◆ **MATERIAL PROVIDED**:
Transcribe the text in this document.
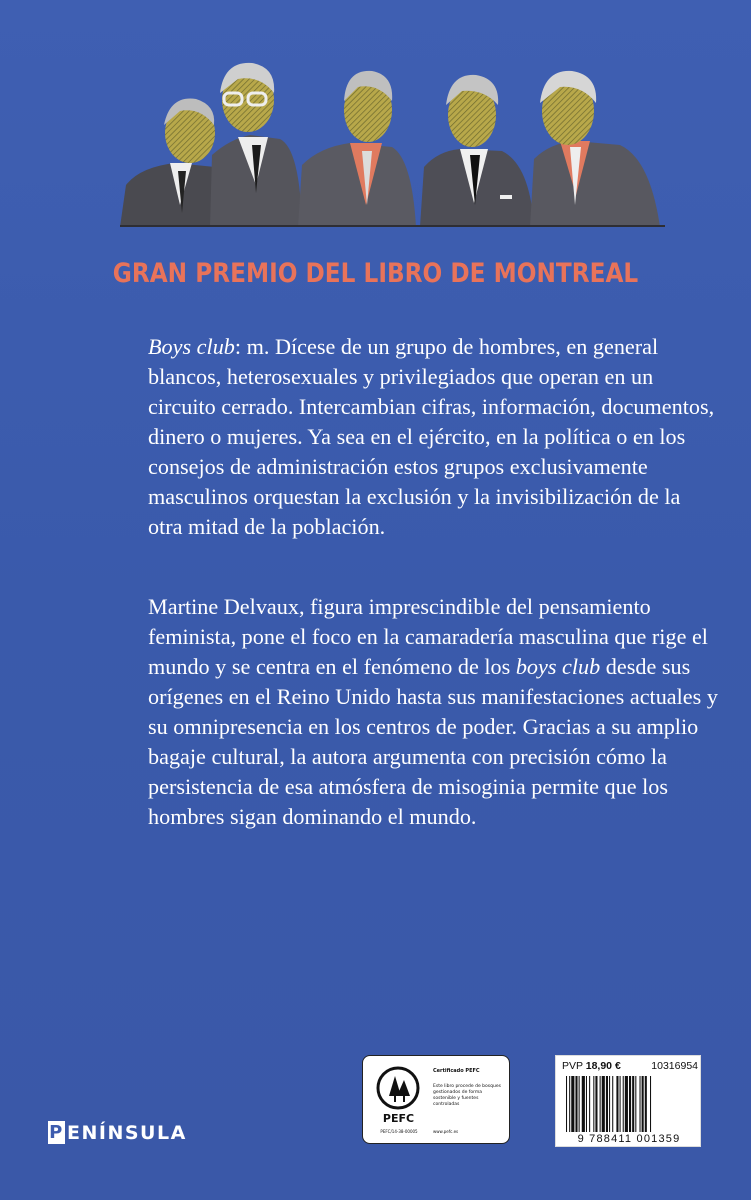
GRAN PREMIO DEL LIBRO DE MONTREAL

Boys club: m. Dícese de un grupo de hombres, en general blancos, heterosexuales y privilegiados que operan en un circuito cerrado. Intercambian cifras, información, documentos, dinero o mujeres. Ya sea en el ejército, en la política o en los consejos de administración estos grupos exclusivamente masculinos orquestan la exclusión y la invisibilización de la otra mitad de la población.

Martine Delvaux, figura imprescindible del pensamiento feminista, pone el foco en la camaradería masculina que rige el mundo y se centra en el fenómeno de los boys club desde sus orígenes en el Reino Unido hasta sus manifestaciones actuales y su omnipresencia en los centros de poder. Gracias a su amplio bagaje cultural, la autora argumenta con precisión cómo la persistencia de esa atmósfera de misoginia permite que los hombres sigan dominando el mundo.

P ENÍNSULA
PEFC
PEFC/14-38-00005
Certificado PEFC
Este libro procede de bosques gestionados de forma sostenible y fuentes controladas
www.pefc.es
PVP 18,90 €	10316954
9 788411 001359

◆ **TASK**: Retype every entry above exactly, leaving out the pictures.

◆ **PROBLEM SOLUTION**:
Transcribe the text in this document.
GRAN PREMIO DEL LIBRO DE MONTREAL

Boys club: m. Dícese de un grupo de hombres, en general blancos, heterosexuales y privilegiados que operan en un circuito cerrado. Intercambian cifras, información, documentos, dinero o mujeres. Ya sea en el ejército, en la política o en los consejos de administración estos grupos exclusivamente masculinos orquestan la exclusión y la invisibilización de la otra mitad de la población.

Martine Delvaux, figura imprescindible del pensamiento feminista, pone el foco en la camaradería masculina que rige el mundo y se centra en el fenómeno de los boys club desde sus orígenes en el Reino Unido hasta sus manifestaciones actuales y su omnipresencia en los centros de poder. Gracias a su amplio bagaje cultural, la autora argumenta con precisión cómo la persistencia de esa atmósfera de misoginia permite que los hombres sigan dominando el mundo.

P ENÍNSULA
PEFC
PEFC/14-38-00005
Certificado PEFC
Este libro procede de bosques gestionados de forma sostenible y fuentes controladas
www.pefc.es
PVP 18,90 €	10316954
9 788411 001359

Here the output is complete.